Repeat the whole listing exactly.

[Extracted information]
::::::::

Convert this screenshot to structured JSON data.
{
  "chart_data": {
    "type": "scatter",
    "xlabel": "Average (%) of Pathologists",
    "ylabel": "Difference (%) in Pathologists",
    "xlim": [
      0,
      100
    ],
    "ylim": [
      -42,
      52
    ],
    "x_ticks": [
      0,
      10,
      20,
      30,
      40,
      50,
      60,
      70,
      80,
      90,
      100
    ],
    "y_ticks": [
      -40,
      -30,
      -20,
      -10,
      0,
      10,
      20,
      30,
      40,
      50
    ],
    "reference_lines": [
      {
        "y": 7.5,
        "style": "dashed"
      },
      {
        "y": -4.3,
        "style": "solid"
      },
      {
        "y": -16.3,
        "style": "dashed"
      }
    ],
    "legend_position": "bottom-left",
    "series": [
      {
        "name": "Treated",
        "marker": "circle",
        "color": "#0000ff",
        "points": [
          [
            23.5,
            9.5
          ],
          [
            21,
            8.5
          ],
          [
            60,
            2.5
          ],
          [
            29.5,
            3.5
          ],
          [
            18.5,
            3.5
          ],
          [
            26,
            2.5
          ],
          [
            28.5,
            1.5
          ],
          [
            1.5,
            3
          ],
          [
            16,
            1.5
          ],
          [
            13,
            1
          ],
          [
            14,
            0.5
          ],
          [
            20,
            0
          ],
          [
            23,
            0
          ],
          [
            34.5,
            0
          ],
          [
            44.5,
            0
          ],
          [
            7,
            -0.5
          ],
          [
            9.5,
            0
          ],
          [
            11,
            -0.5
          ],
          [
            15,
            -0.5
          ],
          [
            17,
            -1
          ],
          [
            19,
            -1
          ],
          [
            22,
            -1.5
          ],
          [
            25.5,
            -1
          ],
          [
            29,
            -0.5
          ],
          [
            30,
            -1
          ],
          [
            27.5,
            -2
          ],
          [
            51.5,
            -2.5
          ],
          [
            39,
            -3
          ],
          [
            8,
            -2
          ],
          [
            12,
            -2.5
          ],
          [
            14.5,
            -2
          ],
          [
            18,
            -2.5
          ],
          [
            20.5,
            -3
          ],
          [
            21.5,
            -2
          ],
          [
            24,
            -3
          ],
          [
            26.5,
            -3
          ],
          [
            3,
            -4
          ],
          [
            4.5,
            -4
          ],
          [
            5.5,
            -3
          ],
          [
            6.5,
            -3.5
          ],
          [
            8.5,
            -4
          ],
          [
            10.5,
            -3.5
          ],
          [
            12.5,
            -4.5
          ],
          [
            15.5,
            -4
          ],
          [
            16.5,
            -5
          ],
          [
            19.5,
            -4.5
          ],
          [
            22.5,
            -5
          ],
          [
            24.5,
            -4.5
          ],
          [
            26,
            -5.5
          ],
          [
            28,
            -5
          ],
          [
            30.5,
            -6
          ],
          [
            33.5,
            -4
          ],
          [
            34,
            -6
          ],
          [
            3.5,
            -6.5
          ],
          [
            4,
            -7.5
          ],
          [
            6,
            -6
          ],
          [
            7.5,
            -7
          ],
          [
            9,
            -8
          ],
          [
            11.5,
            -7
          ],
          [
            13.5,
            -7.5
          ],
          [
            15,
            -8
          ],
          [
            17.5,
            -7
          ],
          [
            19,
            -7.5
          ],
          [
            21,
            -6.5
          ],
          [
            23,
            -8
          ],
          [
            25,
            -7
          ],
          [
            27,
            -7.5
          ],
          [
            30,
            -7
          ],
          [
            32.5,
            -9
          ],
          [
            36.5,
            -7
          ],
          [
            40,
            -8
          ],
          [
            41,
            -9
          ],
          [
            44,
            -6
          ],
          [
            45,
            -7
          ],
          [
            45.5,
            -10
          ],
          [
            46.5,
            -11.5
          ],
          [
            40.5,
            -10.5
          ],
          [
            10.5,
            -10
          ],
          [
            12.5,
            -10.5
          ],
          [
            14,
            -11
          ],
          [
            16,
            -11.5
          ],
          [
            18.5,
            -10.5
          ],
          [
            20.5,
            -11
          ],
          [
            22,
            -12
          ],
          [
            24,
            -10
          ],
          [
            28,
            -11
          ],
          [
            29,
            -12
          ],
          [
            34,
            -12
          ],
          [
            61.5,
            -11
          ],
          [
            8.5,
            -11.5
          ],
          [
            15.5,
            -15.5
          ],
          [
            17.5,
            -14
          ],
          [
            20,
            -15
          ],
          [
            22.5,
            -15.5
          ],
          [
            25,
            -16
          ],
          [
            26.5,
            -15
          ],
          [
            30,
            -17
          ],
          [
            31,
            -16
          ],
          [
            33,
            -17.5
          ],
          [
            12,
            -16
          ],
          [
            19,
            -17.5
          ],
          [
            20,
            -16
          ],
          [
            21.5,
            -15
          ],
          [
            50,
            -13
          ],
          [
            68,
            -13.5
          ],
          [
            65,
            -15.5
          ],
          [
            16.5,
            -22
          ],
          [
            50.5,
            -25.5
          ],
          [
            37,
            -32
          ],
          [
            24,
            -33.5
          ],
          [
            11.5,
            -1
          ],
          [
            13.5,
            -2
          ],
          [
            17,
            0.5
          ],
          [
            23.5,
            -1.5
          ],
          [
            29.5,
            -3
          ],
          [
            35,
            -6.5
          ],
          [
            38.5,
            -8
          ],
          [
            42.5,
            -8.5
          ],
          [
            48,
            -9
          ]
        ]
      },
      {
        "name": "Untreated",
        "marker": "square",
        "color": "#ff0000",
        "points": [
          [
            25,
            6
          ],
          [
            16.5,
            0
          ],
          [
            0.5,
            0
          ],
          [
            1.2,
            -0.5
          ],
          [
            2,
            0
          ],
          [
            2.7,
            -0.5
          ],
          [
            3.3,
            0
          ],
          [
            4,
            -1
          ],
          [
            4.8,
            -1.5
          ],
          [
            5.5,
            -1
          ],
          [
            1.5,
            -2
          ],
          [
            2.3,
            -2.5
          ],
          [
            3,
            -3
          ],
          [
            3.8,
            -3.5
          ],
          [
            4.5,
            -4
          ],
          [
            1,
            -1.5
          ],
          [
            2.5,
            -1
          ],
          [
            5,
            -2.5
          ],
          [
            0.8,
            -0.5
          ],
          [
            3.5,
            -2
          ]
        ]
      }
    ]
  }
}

::::::::

[Final answer]
Convert this screenshot to structured JSON data.
{
  "chart_data": {
    "type": "scatter",
    "xlabel": "Average (%) of Pathologists",
    "ylabel": "Difference (%) in Pathologists",
    "xlim": [
      0,
      100
    ],
    "ylim": [
      -42,
      52
    ],
    "x_ticks": [
      0,
      10,
      20,
      30,
      40,
      50,
      60,
      70,
      80,
      90,
      100
    ],
    "y_ticks": [
      -40,
      -30,
      -20,
      -10,
      0,
      10,
      20,
      30,
      40,
      50
    ],
    "reference_lines": [
      {
        "y": 7.5,
        "style": "dashed"
      },
      {
        "y": -4.3,
        "style": "solid"
      },
      {
        "y": -16.3,
        "style": "dashed"
      }
    ],
    "legend_position": "bottom-left",
    "series": [
      {
        "name": "Treated",
        "marker": "circle",
        "color": "#0000ff",
        "points": [
          [
            23.5,
            9.5
          ],
          [
            21,
            8.5
          ],
          [
            60,
            2.5
          ],
          [
            29.5,
            3.5
          ],
          [
            18.5,
            3.5
          ],
          [
            26,
            2.5
          ],
          [
            28.5,
            1.5
          ],
          [
            1.5,
            3
          ],
          [
            16,
            1.5
          ],
          [
            13,
            1
          ],
          [
            14,
            0.5
          ],
          [
            20,
            0
          ],
          [
            23,
            0
          ],
          [
            34.5,
            0
          ],
          [
            44.5,
            0
          ],
          [
            7,
            -0.5
          ],
          [
            9.5,
            0
          ],
          [
            11,
            -0.5
          ],
          [
            15,
            -0.5
          ],
          [
            17,
            -1
          ],
          [
            19,
            -1
          ],
          [
            22,
            -1.5
          ],
          [
            25.5,
            -1
          ],
          [
            29,
            -0.5
          ],
          [
            30,
            -1
          ],
          [
            27.5,
            -2
          ],
          [
            51.5,
            -2.5
          ],
          [
            39,
            -3
          ],
          [
            8,
            -2
          ],
          [
            12,
            -2.5
          ],
          [
            14.5,
            -2
          ],
          [
            18,
            -2.5
          ],
          [
            20.5,
            -3
          ],
          [
            21.5,
            -2
          ],
          [
            24,
            -3
          ],
          [
            26.5,
            -3
          ],
          [
            3,
            -4
          ],
          [
            4.5,
            -4
          ],
          [
            5.5,
            -3
          ],
          [
            6.5,
            -3.5
          ],
          [
            8.5,
            -4
          ],
          [
            10.5,
            -3.5
          ],
          [
            12.5,
            -4.5
          ],
          [
            15.5,
            -4
          ],
          [
            16.5,
            -5
          ],
          [
            19.5,
            -4.5
          ],
          [
            22.5,
            -5
          ],
          [
            24.5,
            -4.5
          ],
          [
            26,
            -5.5
          ],
          [
            28,
            -5
          ],
          [
            30.5,
            -6
          ],
          [
            33.5,
            -4
          ],
          [
            34,
            -6
          ],
          [
            3.5,
            -6.5
          ],
          [
            4,
            -7.5
          ],
          [
            6,
            -6
          ],
          [
            7.5,
            -7
          ],
          [
            9,
            -8
          ],
          [
            11.5,
            -7
          ],
          [
            13.5,
            -7.5
          ],
          [
            15,
            -8
          ],
          [
            17.5,
            -7
          ],
          [
            19,
            -7.5
          ],
          [
            21,
            -6.5
          ],
          [
            23,
            -8
          ],
          [
            25,
            -7
          ],
          [
            27,
            -7.5
          ],
          [
            30,
            -7
          ],
          [
            32.5,
            -9
          ],
          [
            36.5,
            -7
          ],
          [
            40,
            -8
          ],
          [
            41,
            -9
          ],
          [
            44,
            -6
          ],
          [
            45,
            -7
          ],
          [
            45.5,
            -10
          ],
          [
            46.5,
            -11.5
          ],
          [
            40.5,
            -10.5
          ],
          [
            10.5,
            -10
          ],
          [
            12.5,
            -10.5
          ],
          [
            14,
            -11
          ],
          [
            16,
            -11.5
          ],
          [
            18.5,
            -10.5
          ],
          [
            20.5,
            -11
          ],
          [
            22,
            -12
          ],
          [
            24,
            -10
          ],
          [
            28,
            -11
          ],
          [
            29,
            -12
          ],
          [
            34,
            -12
          ],
          [
            61.5,
            -11
          ],
          [
            8.5,
            -11.5
          ],
          [
            15.5,
            -15.5
          ],
          [
            17.5,
            -14
          ],
          [
            20,
            -15
          ],
          [
            22.5,
            -15.5
          ],
          [
            25,
            -16
          ],
          [
            26.5,
            -15
          ],
          [
            30,
            -17
          ],
          [
            31,
            -16
          ],
          [
            33,
            -17.5
          ],
          [
            12,
            -16
          ],
          [
            19,
            -17.5
          ],
          [
            20,
            -16
          ],
          [
            21.5,
            -15
          ],
          [
            50,
            -13
          ],
          [
            68,
            -13.5
          ],
          [
            65,
            -15.5
          ],
          [
            16.5,
            -22
          ],
          [
            50.5,
            -25.5
          ],
          [
            37,
            -32
          ],
          [
            24,
            -33.5
          ],
          [
            11.5,
            -1
          ],
          [
            13.5,
            -2
          ],
          [
            17,
            0.5
          ],
          [
            23.5,
            -1.5
          ],
          [
            29.5,
            -3
          ],
          [
            35,
            -6.5
          ],
          [
            38.5,
            -8
          ],
          [
            42.5,
            -8.5
          ],
          [
            48,
            -9
          ]
        ]
      },
      {
        "name": "Untreated",
        "marker": "square",
        "color": "#ff0000",
        "points": [
          [
            25,
            6
          ],
          [
            16.5,
            0
          ],
          [
            0.5,
            0
          ],
          [
            1.2,
            -0.5
          ],
          [
            2,
            0
          ],
          [
            2.7,
            -0.5
          ],
          [
            3.3,
            0
          ],
          [
            4,
            -1
          ],
          [
            4.8,
            -1.5
          ],
          [
            5.5,
            -1
          ],
          [
            1.5,
            -2
          ],
          [
            2.3,
            -2.5
          ],
          [
            3,
            -3
          ],
          [
            3.8,
            -3.5
          ],
          [
            4.5,
            -4
          ],
          [
            1,
            -1.5
          ],
          [
            2.5,
            -1
          ],
          [
            5,
            -2.5
          ],
          [
            0.8,
            -0.5
          ],
          [
            3.5,
            -2
          ]
        ]
      }
    ]
  }
}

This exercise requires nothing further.